> _Work to be completed_: Quote the material verbatim, starting at its first line and ending at the line that contains "- Bar: [289, 158, 316, 207]", with both of those lines included.

> _Task inputs_:

↓

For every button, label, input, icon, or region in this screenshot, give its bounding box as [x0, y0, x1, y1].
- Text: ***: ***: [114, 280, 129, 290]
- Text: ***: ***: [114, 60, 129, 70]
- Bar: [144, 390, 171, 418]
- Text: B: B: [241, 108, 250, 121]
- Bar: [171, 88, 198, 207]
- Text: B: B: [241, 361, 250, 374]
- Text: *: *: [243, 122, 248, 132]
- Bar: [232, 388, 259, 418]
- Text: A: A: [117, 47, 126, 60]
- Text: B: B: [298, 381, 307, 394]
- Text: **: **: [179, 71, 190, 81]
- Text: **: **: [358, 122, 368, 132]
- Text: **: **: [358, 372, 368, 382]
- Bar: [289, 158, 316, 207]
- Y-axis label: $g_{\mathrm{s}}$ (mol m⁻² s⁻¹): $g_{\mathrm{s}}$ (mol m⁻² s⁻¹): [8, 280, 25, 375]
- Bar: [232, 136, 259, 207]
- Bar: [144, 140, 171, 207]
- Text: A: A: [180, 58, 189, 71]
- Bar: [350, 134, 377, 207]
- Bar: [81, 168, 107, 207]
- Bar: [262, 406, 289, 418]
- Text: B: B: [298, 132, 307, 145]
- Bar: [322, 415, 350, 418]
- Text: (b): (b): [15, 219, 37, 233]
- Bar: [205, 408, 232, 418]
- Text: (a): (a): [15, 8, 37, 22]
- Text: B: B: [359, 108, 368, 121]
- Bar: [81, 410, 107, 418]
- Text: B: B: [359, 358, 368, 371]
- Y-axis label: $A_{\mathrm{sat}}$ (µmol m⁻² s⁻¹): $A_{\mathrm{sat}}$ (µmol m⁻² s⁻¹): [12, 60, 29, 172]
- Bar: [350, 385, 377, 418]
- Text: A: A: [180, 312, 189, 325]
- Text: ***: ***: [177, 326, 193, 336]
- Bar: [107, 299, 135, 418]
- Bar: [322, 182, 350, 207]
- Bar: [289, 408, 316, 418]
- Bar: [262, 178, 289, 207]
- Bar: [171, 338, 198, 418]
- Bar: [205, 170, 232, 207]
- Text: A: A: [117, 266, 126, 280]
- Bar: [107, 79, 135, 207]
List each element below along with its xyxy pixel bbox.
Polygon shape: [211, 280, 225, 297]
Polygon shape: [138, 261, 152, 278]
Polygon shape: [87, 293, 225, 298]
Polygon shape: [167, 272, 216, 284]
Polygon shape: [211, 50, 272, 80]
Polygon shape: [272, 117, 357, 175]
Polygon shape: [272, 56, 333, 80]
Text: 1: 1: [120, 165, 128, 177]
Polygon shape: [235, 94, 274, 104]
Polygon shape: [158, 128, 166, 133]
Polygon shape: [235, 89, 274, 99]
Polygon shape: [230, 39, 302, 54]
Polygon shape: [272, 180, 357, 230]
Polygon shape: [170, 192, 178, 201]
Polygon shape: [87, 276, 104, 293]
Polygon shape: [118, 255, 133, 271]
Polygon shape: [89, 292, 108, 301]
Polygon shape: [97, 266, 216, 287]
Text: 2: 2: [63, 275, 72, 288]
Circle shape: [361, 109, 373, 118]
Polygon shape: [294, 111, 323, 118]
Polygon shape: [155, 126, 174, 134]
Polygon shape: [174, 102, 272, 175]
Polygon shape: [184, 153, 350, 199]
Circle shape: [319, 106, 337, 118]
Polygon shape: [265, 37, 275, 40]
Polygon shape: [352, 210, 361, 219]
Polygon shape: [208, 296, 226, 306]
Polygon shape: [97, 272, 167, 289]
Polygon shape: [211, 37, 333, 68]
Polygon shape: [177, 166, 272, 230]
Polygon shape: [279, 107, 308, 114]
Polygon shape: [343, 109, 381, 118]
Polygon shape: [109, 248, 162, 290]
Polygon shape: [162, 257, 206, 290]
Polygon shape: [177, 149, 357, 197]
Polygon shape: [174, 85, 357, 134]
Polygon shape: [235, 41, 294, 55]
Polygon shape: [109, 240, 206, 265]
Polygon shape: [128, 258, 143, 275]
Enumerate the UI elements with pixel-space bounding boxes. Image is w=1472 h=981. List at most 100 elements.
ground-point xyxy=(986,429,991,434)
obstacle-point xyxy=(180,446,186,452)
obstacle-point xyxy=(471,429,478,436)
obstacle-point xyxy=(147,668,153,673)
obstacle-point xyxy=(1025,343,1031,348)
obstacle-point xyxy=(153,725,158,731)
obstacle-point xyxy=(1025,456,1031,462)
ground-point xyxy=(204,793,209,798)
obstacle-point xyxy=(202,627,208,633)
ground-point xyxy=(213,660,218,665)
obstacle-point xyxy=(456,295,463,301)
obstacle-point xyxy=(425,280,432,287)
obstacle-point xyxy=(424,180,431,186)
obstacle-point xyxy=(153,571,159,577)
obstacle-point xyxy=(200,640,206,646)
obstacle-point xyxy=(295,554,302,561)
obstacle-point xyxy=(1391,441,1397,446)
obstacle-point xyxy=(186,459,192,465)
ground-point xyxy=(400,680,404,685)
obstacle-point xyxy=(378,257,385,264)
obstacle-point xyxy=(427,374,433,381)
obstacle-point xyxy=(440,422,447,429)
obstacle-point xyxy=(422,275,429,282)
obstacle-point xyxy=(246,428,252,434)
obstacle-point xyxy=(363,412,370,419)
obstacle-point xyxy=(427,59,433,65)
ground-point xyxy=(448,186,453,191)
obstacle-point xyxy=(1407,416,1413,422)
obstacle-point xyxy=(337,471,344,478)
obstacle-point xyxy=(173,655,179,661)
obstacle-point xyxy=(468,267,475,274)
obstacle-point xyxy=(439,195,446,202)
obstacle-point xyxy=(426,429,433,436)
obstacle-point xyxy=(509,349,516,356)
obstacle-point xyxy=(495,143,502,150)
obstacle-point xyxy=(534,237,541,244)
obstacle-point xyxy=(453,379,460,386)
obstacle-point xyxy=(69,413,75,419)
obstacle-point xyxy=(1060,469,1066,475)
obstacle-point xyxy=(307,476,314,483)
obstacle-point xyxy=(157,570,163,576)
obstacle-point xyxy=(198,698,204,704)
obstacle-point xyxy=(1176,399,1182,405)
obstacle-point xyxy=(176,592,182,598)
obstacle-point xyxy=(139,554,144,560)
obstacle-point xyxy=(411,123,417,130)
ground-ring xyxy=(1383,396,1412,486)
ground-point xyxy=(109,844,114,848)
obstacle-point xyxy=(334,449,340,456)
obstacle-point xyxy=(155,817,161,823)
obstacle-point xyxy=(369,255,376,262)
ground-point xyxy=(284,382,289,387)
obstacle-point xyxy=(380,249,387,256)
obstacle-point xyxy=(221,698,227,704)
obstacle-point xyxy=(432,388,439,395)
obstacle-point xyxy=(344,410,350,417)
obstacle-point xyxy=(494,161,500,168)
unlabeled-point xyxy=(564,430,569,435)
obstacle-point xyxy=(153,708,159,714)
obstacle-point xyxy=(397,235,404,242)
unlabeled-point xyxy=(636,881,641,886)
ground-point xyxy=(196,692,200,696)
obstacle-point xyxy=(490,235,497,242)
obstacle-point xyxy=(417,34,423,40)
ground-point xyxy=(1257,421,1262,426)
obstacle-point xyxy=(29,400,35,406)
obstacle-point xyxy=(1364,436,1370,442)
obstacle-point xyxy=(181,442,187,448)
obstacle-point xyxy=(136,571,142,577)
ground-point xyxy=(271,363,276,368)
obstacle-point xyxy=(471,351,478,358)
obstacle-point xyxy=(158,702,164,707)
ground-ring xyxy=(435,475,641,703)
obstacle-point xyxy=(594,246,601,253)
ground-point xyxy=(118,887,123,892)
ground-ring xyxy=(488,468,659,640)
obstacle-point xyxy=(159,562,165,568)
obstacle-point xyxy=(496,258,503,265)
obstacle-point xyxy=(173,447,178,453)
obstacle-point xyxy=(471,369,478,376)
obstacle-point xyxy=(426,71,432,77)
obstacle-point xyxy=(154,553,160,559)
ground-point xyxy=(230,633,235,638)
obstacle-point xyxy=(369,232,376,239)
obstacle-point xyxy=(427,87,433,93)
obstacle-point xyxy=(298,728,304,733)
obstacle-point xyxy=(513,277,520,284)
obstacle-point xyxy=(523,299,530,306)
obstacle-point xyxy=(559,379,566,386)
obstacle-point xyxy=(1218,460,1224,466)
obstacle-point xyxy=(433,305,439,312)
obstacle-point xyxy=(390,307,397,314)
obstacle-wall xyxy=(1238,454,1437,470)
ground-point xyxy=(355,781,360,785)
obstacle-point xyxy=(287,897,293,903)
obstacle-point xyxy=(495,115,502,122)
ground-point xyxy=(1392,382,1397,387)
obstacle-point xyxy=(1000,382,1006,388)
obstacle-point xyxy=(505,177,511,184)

↑

> _The solution_:
For every button, label, input, icon, or region in this screenshot, give its bounding box as [x0, y0, x1, y1].
- Text: ***: ***: [114, 280, 129, 290]
- Text: ***: ***: [114, 60, 129, 70]
- Bar: [144, 390, 171, 418]
- Text: B: B: [241, 108, 250, 121]
- Bar: [171, 88, 198, 207]
- Text: B: B: [241, 361, 250, 374]
- Text: *: *: [243, 122, 248, 132]
- Bar: [232, 388, 259, 418]
- Text: A: A: [117, 47, 126, 60]
- Text: B: B: [298, 381, 307, 394]
- Text: **: **: [179, 71, 190, 81]
- Text: **: **: [358, 122, 368, 132]
- Text: **: **: [358, 372, 368, 382]
- Bar: [289, 158, 316, 207]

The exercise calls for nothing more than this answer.